--- Data in this exercise ---
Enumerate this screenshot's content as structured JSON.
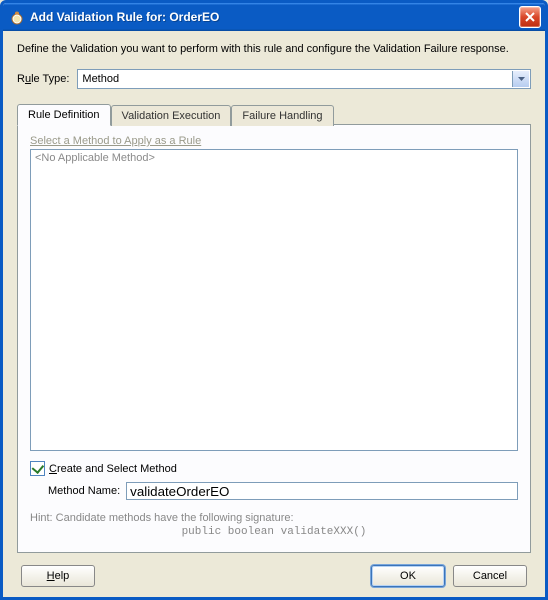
{
  "window": {
    "title": "Add Validation Rule for: OrderEO"
  },
  "intro": "Define the Validation you want to perform with this rule and configure the Validation Failure response.",
  "ruleType": {
    "label_pre": "R",
    "label_ul": "u",
    "label_post": "le Type:",
    "value": "Method"
  },
  "tabs": {
    "definition": "Rule Definition",
    "execution": "Validation Execution",
    "failure": "Failure Handling"
  },
  "panel": {
    "section_label": "Select a Method to Apply as a Rule",
    "list_placeholder": "<No Applicable Method>",
    "create_pre": "",
    "create_ul": "C",
    "create_post": "reate and Select Method",
    "method_name_label": "Method Name:",
    "method_name_value": "validateOrderEO",
    "hint": "Hint: Candidate methods have the following signature:",
    "signature": "public boolean validateXXX()"
  },
  "footer": {
    "help_ul": "H",
    "help_post": "elp",
    "ok": "OK",
    "cancel": "Cancel"
  }
}
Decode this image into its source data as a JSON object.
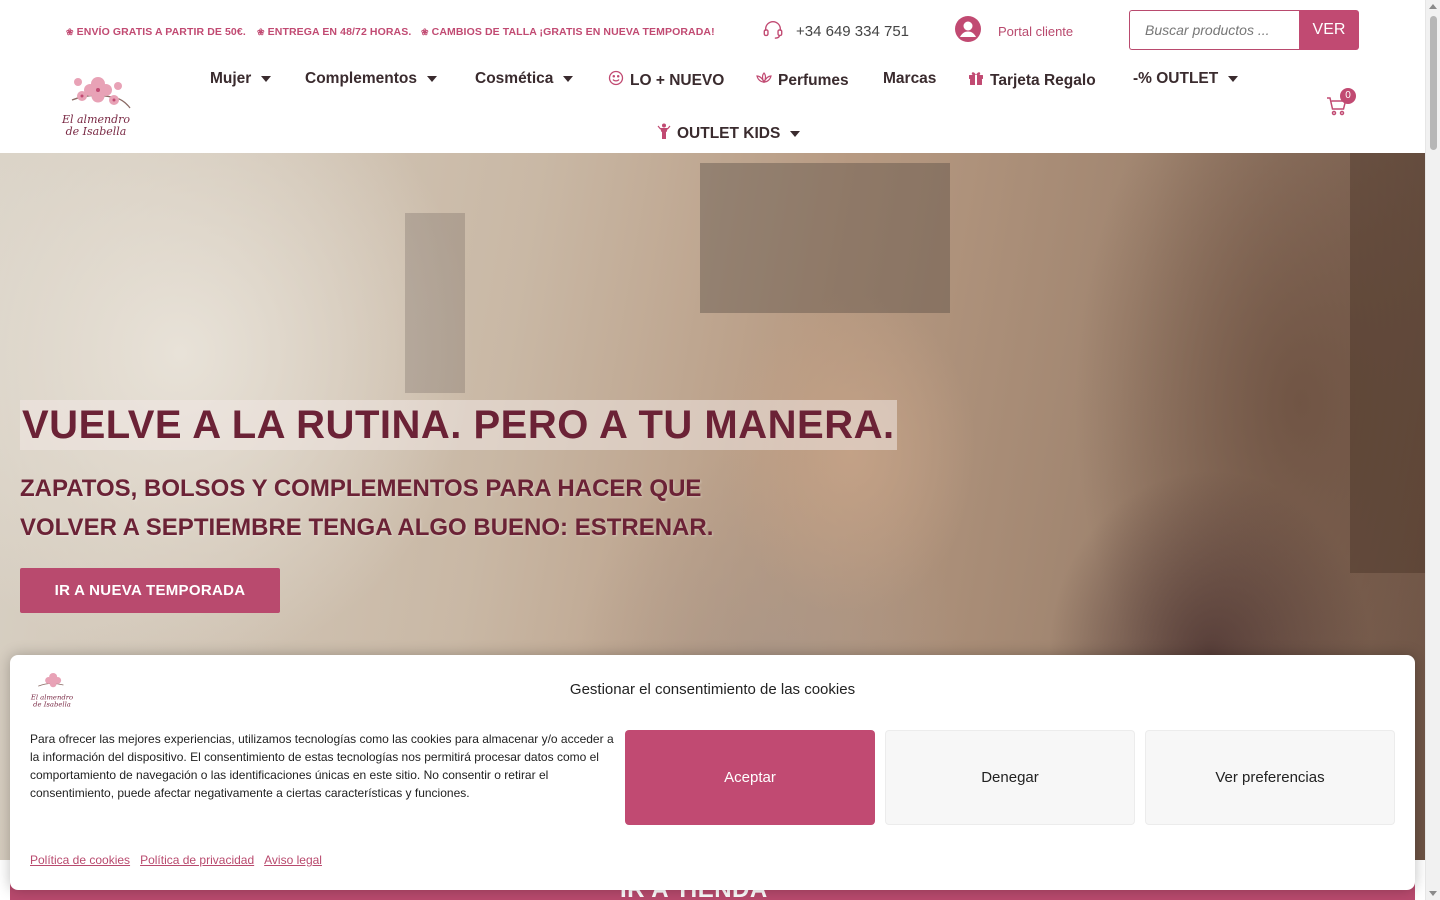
{
  "topbar": {
    "promos": [
      "ENVÍO GRATIS A PARTIR DE 50€.",
      "ENTREGA EN 48/72 HORAS.",
      "CAMBIOS DE TALLA ¡GRATIS EN NUEVA TEMPORADA!"
    ],
    "phone": "+34 649 334 751",
    "portal_label": "Portal cliente",
    "search_placeholder": "Buscar productos ...",
    "search_button": "VER"
  },
  "logo": {
    "line1": "El almendro",
    "line2": "de Isabella"
  },
  "nav": {
    "items": [
      {
        "label": "Mujer",
        "icon": "",
        "dropdown": true
      },
      {
        "label": "Complementos",
        "icon": "",
        "dropdown": true
      },
      {
        "label": "Cosmética",
        "icon": "",
        "dropdown": true
      },
      {
        "label": "LO + NUEVO",
        "icon": "smile-icon",
        "dropdown": false
      },
      {
        "label": "Perfumes",
        "icon": "lotus-icon",
        "dropdown": false
      },
      {
        "label": "Marcas",
        "icon": "",
        "dropdown": false
      },
      {
        "label": "Tarjeta Regalo",
        "icon": "gift-icon",
        "dropdown": false
      },
      {
        "label": "-% OUTLET",
        "icon": "",
        "dropdown": true
      },
      {
        "label": "OUTLET KIDS",
        "icon": "child-icon",
        "dropdown": true
      }
    ],
    "cart_count": "0"
  },
  "hero": {
    "title": "VUELVE A LA RUTINA. PERO A TU MANERA.",
    "subtitle_line1": "ZAPATOS, BOLSOS Y COMPLEMENTOS PARA HACER QUE",
    "subtitle_line2": "VOLVER A SEPTIEMBRE TENGA ALGO BUENO: ESTRENAR.",
    "button": "IR A NUEVA TEMPORADA"
  },
  "below": {
    "text": "IR A TIENDA"
  },
  "cookie": {
    "title": "Gestionar el consentimiento de las cookies",
    "text": "Para ofrecer las mejores experiencias, utilizamos tecnologías como las cookies para almacenar y/o acceder a la información del dispositivo. El consentimiento de estas tecnologías nos permitirá procesar datos como el comportamiento de navegación o las identificaciones únicas en este sitio. No consentir o retirar el consentimiento, puede afectar negativamente a ciertas características y funciones.",
    "accept": "Aceptar",
    "deny": "Denegar",
    "prefs": "Ver preferencias",
    "links": [
      "Política de cookies",
      "Política de privacidad",
      "Aviso legal"
    ]
  },
  "colors": {
    "brand": "#c14a72",
    "heading": "#6b2236",
    "nav_text": "#3a2b2e"
  }
}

--- Stated task ---
Every record gets retyped exactly; no picture goes into the copy.

--- Task answer ---
Enumerate this screenshot's content as structured JSON.
{
  "window": {
    "title": "Add Validation Rule for: OrderEO"
  },
  "intro": "Define the Validation you want to perform with this rule and configure the Validation Failure response.",
  "ruleType": {
    "label_pre": "R",
    "label_ul": "u",
    "label_post": "le Type:",
    "value": "Method"
  },
  "tabs": {
    "definition": "Rule Definition",
    "execution": "Validation Execution",
    "failure": "Failure Handling"
  },
  "panel": {
    "section_label": "Select a Method to Apply as a Rule",
    "list_placeholder": "<No Applicable Method>",
    "create_pre": "",
    "create_ul": "C",
    "create_post": "reate and Select Method",
    "method_name_label": "Method Name:",
    "method_name_value": "validateOrderEO",
    "hint": "Hint: Candidate methods have the following signature:",
    "signature": "public boolean validateXXX()"
  },
  "footer": {
    "help_ul": "H",
    "help_post": "elp",
    "ok": "OK",
    "cancel": "Cancel"
  }
}
Decode this image into its source data as a JSON object.
{
  "topbar": {
    "promos": [
      "ENVÍO GRATIS A PARTIR DE 50€.",
      "ENTREGA EN 48/72 HORAS.",
      "CAMBIOS DE TALLA ¡GRATIS EN NUEVA TEMPORADA!"
    ],
    "phone": "+34 649 334 751",
    "portal_label": "Portal cliente",
    "search_placeholder": "Buscar productos ...",
    "search_button": "VER"
  },
  "logo": {
    "line1": "El almendro",
    "line2": "de Isabella"
  },
  "nav": {
    "items": [
      {
        "label": "Mujer",
        "icon": "",
        "dropdown": true
      },
      {
        "label": "Complementos",
        "icon": "",
        "dropdown": true
      },
      {
        "label": "Cosmética",
        "icon": "",
        "dropdown": true
      },
      {
        "label": "LO + NUEVO",
        "icon": "smile-icon",
        "dropdown": false
      },
      {
        "label": "Perfumes",
        "icon": "lotus-icon",
        "dropdown": false
      },
      {
        "label": "Marcas",
        "icon": "",
        "dropdown": false
      },
      {
        "label": "Tarjeta Regalo",
        "icon": "gift-icon",
        "dropdown": false
      },
      {
        "label": "-% OUTLET",
        "icon": "",
        "dropdown": true
      },
      {
        "label": "OUTLET KIDS",
        "icon": "child-icon",
        "dropdown": true
      }
    ],
    "cart_count": "0"
  },
  "hero": {
    "title": "VUELVE A LA RUTINA. PERO A TU MANERA.",
    "subtitle_line1": "ZAPATOS, BOLSOS Y COMPLEMENTOS PARA HACER QUE",
    "subtitle_line2": "VOLVER A SEPTIEMBRE TENGA ALGO BUENO: ESTRENAR.",
    "button": "IR A NUEVA TEMPORADA"
  },
  "below": {
    "text": "IR A TIENDA"
  },
  "cookie": {
    "title": "Gestionar el consentimiento de las cookies",
    "text": "Para ofrecer las mejores experiencias, utilizamos tecnologías como las cookies para almacenar y/o acceder a la información del dispositivo. El consentimiento de estas tecnologías nos permitirá procesar datos como el comportamiento de navegación o las identificaciones únicas en este sitio. No consentir o retirar el consentimiento, puede afectar negativamente a ciertas características y funciones.",
    "accept": "Aceptar",
    "deny": "Denegar",
    "prefs": "Ver preferencias",
    "links": [
      "Política de cookies",
      "Política de privacidad",
      "Aviso legal"
    ]
  },
  "colors": {
    "brand": "#c14a72",
    "heading": "#6b2236",
    "nav_text": "#3a2b2e"
  }
}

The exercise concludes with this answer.